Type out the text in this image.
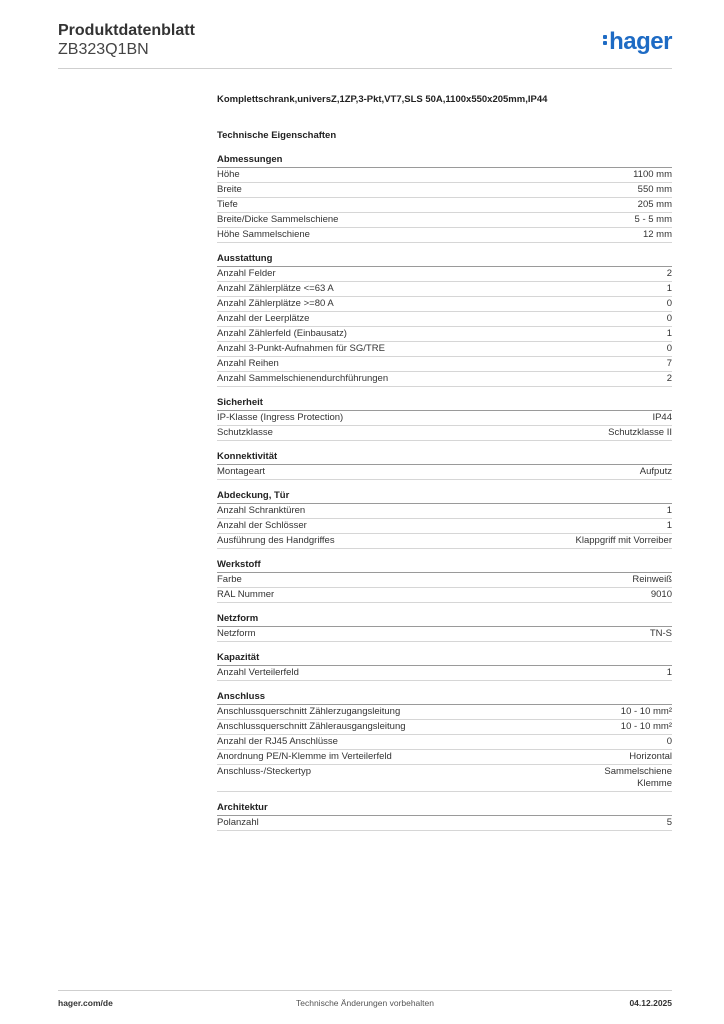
Produktdatenblatt
ZB323Q1BN	hager
Komplettschrank,universZ,1ZP,3-Pkt,VT7,SLS 50A,1100x550x205mm,IP44
Technische Eigenschaften
Abmessungen
Höhe	1100 mm
Breite	550 mm
Tiefe	205 mm
Breite/Dicke Sammelschiene	5 - 5 mm
Höhe Sammelschiene	12 mm
Ausstattung
Anzahl Felder	2
Anzahl Zählerplätze <=63 A	1
Anzahl Zählerplätze >=80 A	0
Anzahl der Leerplätze	0
Anzahl Zählerfeld (Einbausatz)	1
Anzahl 3-Punkt-Aufnahmen für SG/TRE	0
Anzahl Reihen	7
Anzahl Sammelschienendurchführungen	2
Sicherheit
IP-Klasse (Ingress Protection)	IP44
Schutzklasse	Schutzklasse II
Konnektivität
Montageart	Aufputz
Abdeckung, Tür
Anzahl Schranktüren	1
Anzahl der Schlösser	1
Ausführung des Handgriffes	Klappgriff mit Vorreiber
Werkstoff
Farbe	Reinweiß
RAL Nummer	9010
Netzform
Netzform	TN-S
Kapazität
Anzahl Verteilerfeld	1
Anschluss
Anschlussquerschnitt Zählerzugangsleitung	10 - 10 mm²
Anschlussquerschnitt Zählerausgangsleitung	10 - 10 mm²
Anzahl der RJ45 Anschlüsse	0
Anordnung PE/N-Klemme im Verteilerfeld	Horizontal
Anschluss-/Steckertyp	Sammelschiene
Klemme
Architektur
Polanzahl	5
hager.com/de	Technische Änderungen vorbehalten	04.12.2025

> SHORT EXERCISE: Quote all the lines above exactly as given. Do not include the pictures.

> CORRECT RESULT:
Type out the text in this image.
Produktdatenblatt
ZB323Q1BN	hager
Komplettschrank,universZ,1ZP,3-Pkt,VT7,SLS 50A,1100x550x205mm,IP44
Technische Eigenschaften
Abmessungen
Höhe	1100 mm
Breite	550 mm
Tiefe	205 mm
Breite/Dicke Sammelschiene	5 - 5 mm
Höhe Sammelschiene	12 mm
Ausstattung
Anzahl Felder	2
Anzahl Zählerplätze <=63 A	1
Anzahl Zählerplätze >=80 A	0
Anzahl der Leerplätze	0
Anzahl Zählerfeld (Einbausatz)	1
Anzahl 3-Punkt-Aufnahmen für SG/TRE	0
Anzahl Reihen	7
Anzahl Sammelschienendurchführungen	2
Sicherheit
IP-Klasse (Ingress Protection)	IP44
Schutzklasse	Schutzklasse II
Konnektivität
Montageart	Aufputz
Abdeckung, Tür
Anzahl Schranktüren	1
Anzahl der Schlösser	1
Ausführung des Handgriffes	Klappgriff mit Vorreiber
Werkstoff
Farbe	Reinweiß
RAL Nummer	9010
Netzform
Netzform	TN-S
Kapazität
Anzahl Verteilerfeld	1
Anschluss
Anschlussquerschnitt Zählerzugangsleitung	10 - 10 mm²
Anschlussquerschnitt Zählerausgangsleitung	10 - 10 mm²
Anzahl der RJ45 Anschlüsse	0
Anordnung PE/N-Klemme im Verteilerfeld	Horizontal
Anschluss-/Steckertyp	Sammelschiene
Klemme
Architektur
Polanzahl	5
hager.com/de	Technische Änderungen vorbehalten	04.12.2025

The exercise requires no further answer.